Objective
Please set down all the lines beneath this one exactly, without the pictures.
Begin Extracted data
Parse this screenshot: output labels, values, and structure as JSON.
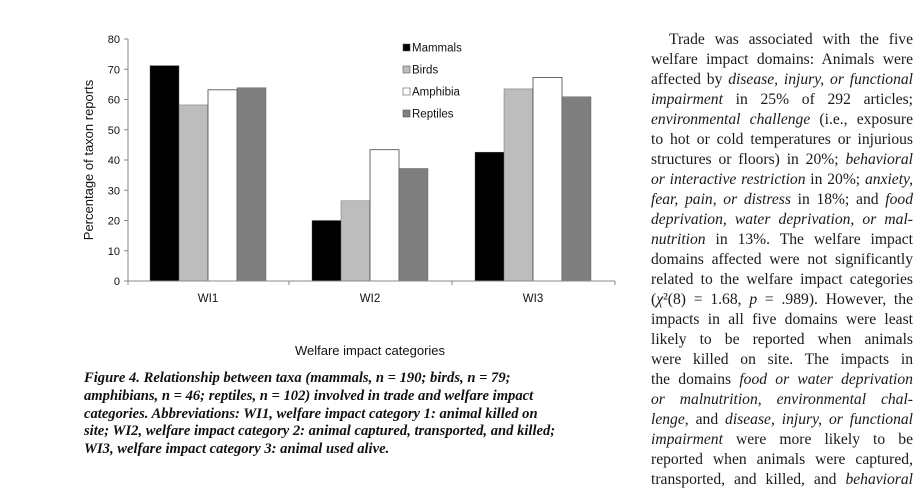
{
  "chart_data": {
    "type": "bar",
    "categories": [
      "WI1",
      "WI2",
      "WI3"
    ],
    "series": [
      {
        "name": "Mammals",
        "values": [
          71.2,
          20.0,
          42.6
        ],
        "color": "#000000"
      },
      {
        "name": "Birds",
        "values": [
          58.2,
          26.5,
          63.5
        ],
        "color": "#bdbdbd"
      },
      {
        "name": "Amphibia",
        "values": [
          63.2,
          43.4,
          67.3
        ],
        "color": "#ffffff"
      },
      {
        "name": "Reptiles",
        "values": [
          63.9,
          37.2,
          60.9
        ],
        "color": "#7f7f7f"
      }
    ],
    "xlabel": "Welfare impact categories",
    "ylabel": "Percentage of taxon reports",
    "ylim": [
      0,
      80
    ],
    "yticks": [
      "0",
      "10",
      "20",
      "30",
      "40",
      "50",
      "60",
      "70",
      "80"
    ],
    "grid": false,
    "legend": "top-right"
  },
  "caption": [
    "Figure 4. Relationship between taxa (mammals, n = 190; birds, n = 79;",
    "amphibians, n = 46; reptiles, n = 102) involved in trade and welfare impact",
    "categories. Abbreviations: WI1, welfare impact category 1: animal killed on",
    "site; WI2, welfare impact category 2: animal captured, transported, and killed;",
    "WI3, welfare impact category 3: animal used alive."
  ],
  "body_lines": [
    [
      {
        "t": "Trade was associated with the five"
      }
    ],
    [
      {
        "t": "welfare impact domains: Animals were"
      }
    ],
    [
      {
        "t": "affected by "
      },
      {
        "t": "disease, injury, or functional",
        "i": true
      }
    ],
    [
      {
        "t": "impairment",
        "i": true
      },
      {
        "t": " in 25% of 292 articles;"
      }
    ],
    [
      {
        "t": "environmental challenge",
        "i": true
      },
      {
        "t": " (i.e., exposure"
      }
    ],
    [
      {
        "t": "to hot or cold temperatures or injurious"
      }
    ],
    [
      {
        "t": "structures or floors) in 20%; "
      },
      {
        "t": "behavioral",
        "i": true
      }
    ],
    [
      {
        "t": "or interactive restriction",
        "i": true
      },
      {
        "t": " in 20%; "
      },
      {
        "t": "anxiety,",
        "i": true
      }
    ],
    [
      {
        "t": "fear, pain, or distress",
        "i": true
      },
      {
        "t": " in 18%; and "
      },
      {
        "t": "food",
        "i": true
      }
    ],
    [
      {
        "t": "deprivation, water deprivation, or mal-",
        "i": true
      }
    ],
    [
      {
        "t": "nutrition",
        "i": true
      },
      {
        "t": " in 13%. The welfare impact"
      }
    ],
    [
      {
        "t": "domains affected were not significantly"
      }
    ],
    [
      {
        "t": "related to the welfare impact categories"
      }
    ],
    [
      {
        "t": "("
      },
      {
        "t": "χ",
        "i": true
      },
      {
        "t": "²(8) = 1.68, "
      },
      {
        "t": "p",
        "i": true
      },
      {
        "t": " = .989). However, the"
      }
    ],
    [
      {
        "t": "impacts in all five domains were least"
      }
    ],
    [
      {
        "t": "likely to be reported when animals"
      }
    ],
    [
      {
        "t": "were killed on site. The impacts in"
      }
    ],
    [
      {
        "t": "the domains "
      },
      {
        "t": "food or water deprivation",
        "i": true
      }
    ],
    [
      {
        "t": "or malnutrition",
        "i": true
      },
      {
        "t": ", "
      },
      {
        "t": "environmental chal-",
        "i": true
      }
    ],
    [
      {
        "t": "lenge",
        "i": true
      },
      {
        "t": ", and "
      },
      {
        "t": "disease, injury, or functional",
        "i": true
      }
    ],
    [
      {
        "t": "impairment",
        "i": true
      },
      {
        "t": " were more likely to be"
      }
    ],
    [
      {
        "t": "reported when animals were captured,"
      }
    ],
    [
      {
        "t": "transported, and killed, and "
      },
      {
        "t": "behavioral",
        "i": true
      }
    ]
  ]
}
End Extracted data
Problem solution
Parse this screenshot: output labels, values, and structure as JSON.
{
  "chart_data": {
    "type": "bar",
    "categories": [
      "WI1",
      "WI2",
      "WI3"
    ],
    "series": [
      {
        "name": "Mammals",
        "values": [
          71.2,
          20.0,
          42.6
        ],
        "color": "#000000"
      },
      {
        "name": "Birds",
        "values": [
          58.2,
          26.5,
          63.5
        ],
        "color": "#bdbdbd"
      },
      {
        "name": "Amphibia",
        "values": [
          63.2,
          43.4,
          67.3
        ],
        "color": "#ffffff"
      },
      {
        "name": "Reptiles",
        "values": [
          63.9,
          37.2,
          60.9
        ],
        "color": "#7f7f7f"
      }
    ],
    "xlabel": "Welfare impact categories",
    "ylabel": "Percentage of taxon reports",
    "ylim": [
      0,
      80
    ],
    "yticks": [
      "0",
      "10",
      "20",
      "30",
      "40",
      "50",
      "60",
      "70",
      "80"
    ],
    "grid": false,
    "legend": "top-right"
  },
  "caption": [
    "Figure 4. Relationship between taxa (mammals, n = 190; birds, n = 79;",
    "amphibians, n = 46; reptiles, n = 102) involved in trade and welfare impact",
    "categories. Abbreviations: WI1, welfare impact category 1: animal killed on",
    "site; WI2, welfare impact category 2: animal captured, transported, and killed;",
    "WI3, welfare impact category 3: animal used alive."
  ],
  "body_lines": [
    [
      {
        "t": "Trade was associated with the five"
      }
    ],
    [
      {
        "t": "welfare impact domains: Animals were"
      }
    ],
    [
      {
        "t": "affected by "
      },
      {
        "t": "disease, injury, or functional",
        "i": true
      }
    ],
    [
      {
        "t": "impairment",
        "i": true
      },
      {
        "t": " in 25% of 292 articles;"
      }
    ],
    [
      {
        "t": "environmental challenge",
        "i": true
      },
      {
        "t": " (i.e., exposure"
      }
    ],
    [
      {
        "t": "to hot or cold temperatures or injurious"
      }
    ],
    [
      {
        "t": "structures or floors) in 20%; "
      },
      {
        "t": "behavioral",
        "i": true
      }
    ],
    [
      {
        "t": "or interactive restriction",
        "i": true
      },
      {
        "t": " in 20%; "
      },
      {
        "t": "anxiety,",
        "i": true
      }
    ],
    [
      {
        "t": "fear, pain, or distress",
        "i": true
      },
      {
        "t": " in 18%; and "
      },
      {
        "t": "food",
        "i": true
      }
    ],
    [
      {
        "t": "deprivation, water deprivation, or mal-",
        "i": true
      }
    ],
    [
      {
        "t": "nutrition",
        "i": true
      },
      {
        "t": " in 13%. The welfare impact"
      }
    ],
    [
      {
        "t": "domains affected were not significantly"
      }
    ],
    [
      {
        "t": "related to the welfare impact categories"
      }
    ],
    [
      {
        "t": "("
      },
      {
        "t": "χ",
        "i": true
      },
      {
        "t": "²(8) = 1.68, "
      },
      {
        "t": "p",
        "i": true
      },
      {
        "t": " = .989). However, the"
      }
    ],
    [
      {
        "t": "impacts in all five domains were least"
      }
    ],
    [
      {
        "t": "likely to be reported when animals"
      }
    ],
    [
      {
        "t": "were killed on site. The impacts in"
      }
    ],
    [
      {
        "t": "the domains "
      },
      {
        "t": "food or water deprivation",
        "i": true
      }
    ],
    [
      {
        "t": "or malnutrition",
        "i": true
      },
      {
        "t": ", "
      },
      {
        "t": "environmental chal-",
        "i": true
      }
    ],
    [
      {
        "t": "lenge",
        "i": true
      },
      {
        "t": ", and "
      },
      {
        "t": "disease, injury, or functional",
        "i": true
      }
    ],
    [
      {
        "t": "impairment",
        "i": true
      },
      {
        "t": " were more likely to be"
      }
    ],
    [
      {
        "t": "reported when animals were captured,"
      }
    ],
    [
      {
        "t": "transported, and killed, and "
      },
      {
        "t": "behavioral",
        "i": true
      }
    ]
  ]
}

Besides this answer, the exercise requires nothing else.